━━━ Provided records ━━━

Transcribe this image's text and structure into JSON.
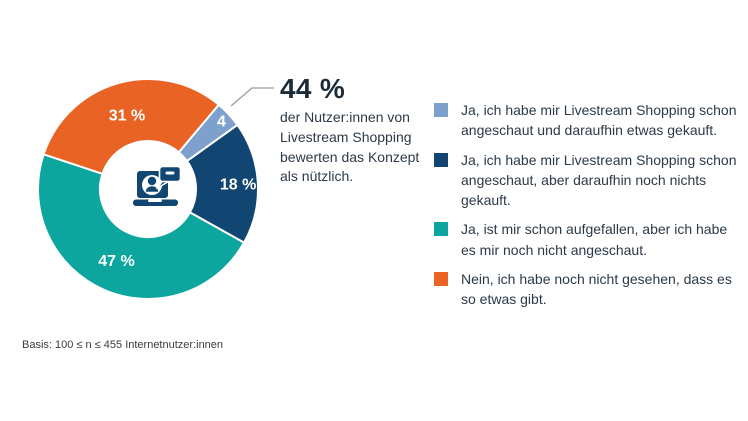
{
  "chart_data": {
    "type": "pie",
    "subtype": "donut",
    "title": "",
    "unit": "%",
    "start_angle_deg": 40,
    "legend_position": "right",
    "center_icon": "livestream-laptop-icon",
    "segments": [
      {
        "label": "4",
        "value": 4,
        "color": "#7EA0CD",
        "label_r": 0.91,
        "legend": "Ja, ich habe mir Livestream Shopping schon angeschaut und daraufhin etwas gekauft."
      },
      {
        "label": "18 %",
        "value": 18,
        "color": "#114672",
        "label_r": 0.82,
        "legend": "Ja, ich habe mir Livestream Shopping schon angeschaut, aber daraufhin noch nichts gekauft."
      },
      {
        "label": "47 %",
        "value": 47,
        "color": "#0CA69E",
        "label_r": 0.71,
        "legend": "Ja, ist mir schon aufgefallen, aber ich habe es mir noch nicht angeschaut."
      },
      {
        "label": "31 %",
        "value": 31,
        "color": "#E96324",
        "label_r": 0.7,
        "legend": "Nein, ich habe noch nicht gesehen, dass es so etwas gibt."
      }
    ],
    "annotation": {
      "headline": "44 %",
      "text": "der Nutzer:innen von Livestream Shopping bewerten das Konzept als nützlich."
    },
    "footnote": "Basis: 100 ≤ n ≤ 455 Internetnutzer:innen"
  }
}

━━━

* [Work to do]:
Every entry must be reproduced exactly, with the images left out.

* [Problem solution]:
Transcribe this image's text and structure into JSON.
{
  "chart_data": {
    "type": "pie",
    "subtype": "donut",
    "title": "",
    "unit": "%",
    "start_angle_deg": 40,
    "legend_position": "right",
    "center_icon": "livestream-laptop-icon",
    "segments": [
      {
        "label": "4",
        "value": 4,
        "color": "#7EA0CD",
        "label_r": 0.91,
        "legend": "Ja, ich habe mir Livestream Shopping schon angeschaut und daraufhin etwas gekauft."
      },
      {
        "label": "18 %",
        "value": 18,
        "color": "#114672",
        "label_r": 0.82,
        "legend": "Ja, ich habe mir Livestream Shopping schon angeschaut, aber daraufhin noch nichts gekauft."
      },
      {
        "label": "47 %",
        "value": 47,
        "color": "#0CA69E",
        "label_r": 0.71,
        "legend": "Ja, ist mir schon aufgefallen, aber ich habe es mir noch nicht angeschaut."
      },
      {
        "label": "31 %",
        "value": 31,
        "color": "#E96324",
        "label_r": 0.7,
        "legend": "Nein, ich habe noch nicht gesehen, dass es so etwas gibt."
      }
    ],
    "annotation": {
      "headline": "44 %",
      "text": "der Nutzer:innen von Livestream Shopping bewerten das Konzept als nützlich."
    },
    "footnote": "Basis: 100 ≤ n ≤ 455 Internetnutzer:innen"
  }
}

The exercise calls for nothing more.